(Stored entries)

▼

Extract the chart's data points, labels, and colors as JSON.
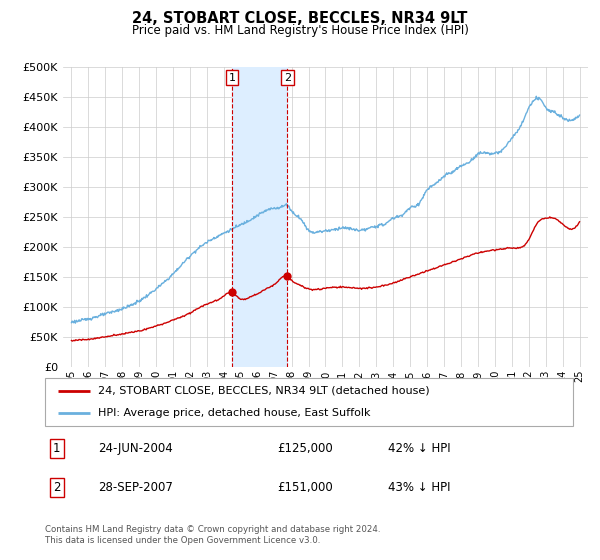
{
  "title": "24, STOBART CLOSE, BECCLES, NR34 9LT",
  "subtitle": "Price paid vs. HM Land Registry's House Price Index (HPI)",
  "legend_line1": "24, STOBART CLOSE, BECCLES, NR34 9LT (detached house)",
  "legend_line2": "HPI: Average price, detached house, East Suffolk",
  "footer1": "Contains HM Land Registry data © Crown copyright and database right 2024.",
  "footer2": "This data is licensed under the Open Government Licence v3.0.",
  "sale1_label": "1",
  "sale1_date": "24-JUN-2004",
  "sale1_price": "£125,000",
  "sale1_hpi": "42% ↓ HPI",
  "sale2_label": "2",
  "sale2_date": "28-SEP-2007",
  "sale2_price": "£151,000",
  "sale2_hpi": "43% ↓ HPI",
  "sale1_x": 2004.48,
  "sale1_y": 125000,
  "sale2_x": 2007.74,
  "sale2_y": 151000,
  "vline1_x": 2004.48,
  "vline2_x": 2007.74,
  "hpi_color": "#6ab0de",
  "price_color": "#cc0000",
  "sale_dot_color": "#cc0000",
  "vline_color": "#cc0000",
  "shade_color": "#ddeeff",
  "grid_color": "#cccccc",
  "bg_color": "#ffffff",
  "ylim": [
    0,
    500000
  ],
  "yticks": [
    0,
    50000,
    100000,
    150000,
    200000,
    250000,
    300000,
    350000,
    400000,
    450000,
    500000
  ],
  "xlim": [
    1994.5,
    2025.5
  ],
  "xticks": [
    1995,
    1996,
    1997,
    1998,
    1999,
    2000,
    2001,
    2002,
    2003,
    2004,
    2005,
    2006,
    2007,
    2008,
    2009,
    2010,
    2011,
    2012,
    2013,
    2014,
    2015,
    2016,
    2017,
    2018,
    2019,
    2020,
    2021,
    2022,
    2023,
    2024,
    2025
  ],
  "hpi_anchors_x": [
    1995,
    1996,
    1997,
    1998,
    1999,
    2000,
    2001,
    2002,
    2003,
    2004,
    2004.5,
    2005,
    2006,
    2007,
    2007.5,
    2007.75,
    2008,
    2008.5,
    2009,
    2009.5,
    2010,
    2010.5,
    2011,
    2011.5,
    2012,
    2012.5,
    2013,
    2013.5,
    2014,
    2014.5,
    2015,
    2015.5,
    2016,
    2016.5,
    2017,
    2017.5,
    2018,
    2018.5,
    2019,
    2019.5,
    2020,
    2020.5,
    2021,
    2021.5,
    2022,
    2022.25,
    2022.5,
    2022.75,
    2023,
    2023.5,
    2024,
    2024.5,
    2025
  ],
  "hpi_anchors_y": [
    75000,
    80000,
    88000,
    97000,
    110000,
    130000,
    155000,
    185000,
    208000,
    223000,
    230000,
    237000,
    253000,
    265000,
    268000,
    270000,
    260000,
    248000,
    228000,
    225000,
    227000,
    229000,
    232000,
    230000,
    228000,
    230000,
    235000,
    238000,
    248000,
    253000,
    265000,
    272000,
    295000,
    305000,
    318000,
    325000,
    335000,
    342000,
    355000,
    357000,
    356000,
    363000,
    382000,
    400000,
    432000,
    442000,
    448000,
    445000,
    432000,
    426000,
    416000,
    412000,
    420000
  ],
  "price_anchors_x": [
    1995,
    1996,
    1997,
    1998,
    1999,
    2000,
    2001,
    2002,
    2003,
    2004,
    2004.48,
    2004.75,
    2005,
    2005.5,
    2006,
    2006.5,
    2007,
    2007.74,
    2008,
    2008.5,
    2009,
    2009.5,
    2010,
    2011,
    2012,
    2013,
    2014,
    2015,
    2016,
    2017,
    2018,
    2019,
    2020,
    2021,
    2022,
    2022.5,
    2023,
    2023.5,
    2024,
    2025
  ],
  "price_anchors_y": [
    44000,
    46000,
    50000,
    55000,
    60000,
    68000,
    78000,
    90000,
    105000,
    118000,
    125000,
    118000,
    113000,
    116000,
    122000,
    130000,
    138000,
    151000,
    144000,
    136000,
    130000,
    129000,
    131000,
    133000,
    131000,
    133000,
    140000,
    150000,
    160000,
    170000,
    180000,
    190000,
    195000,
    198000,
    212000,
    240000,
    248000,
    248000,
    238000,
    242000
  ]
}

▲

* [Task instructions]:
Identify each line of the material where the word "data" shows up, and copy it.

* [Task result]:
Extract the chart's data points, labels, and colors as JSON.
  "footer1": "Contains HM Land Registry data © Crown copyright and database right 2024.",
  "footer2": "This data is licensed under the Open Government Licence v3.0.",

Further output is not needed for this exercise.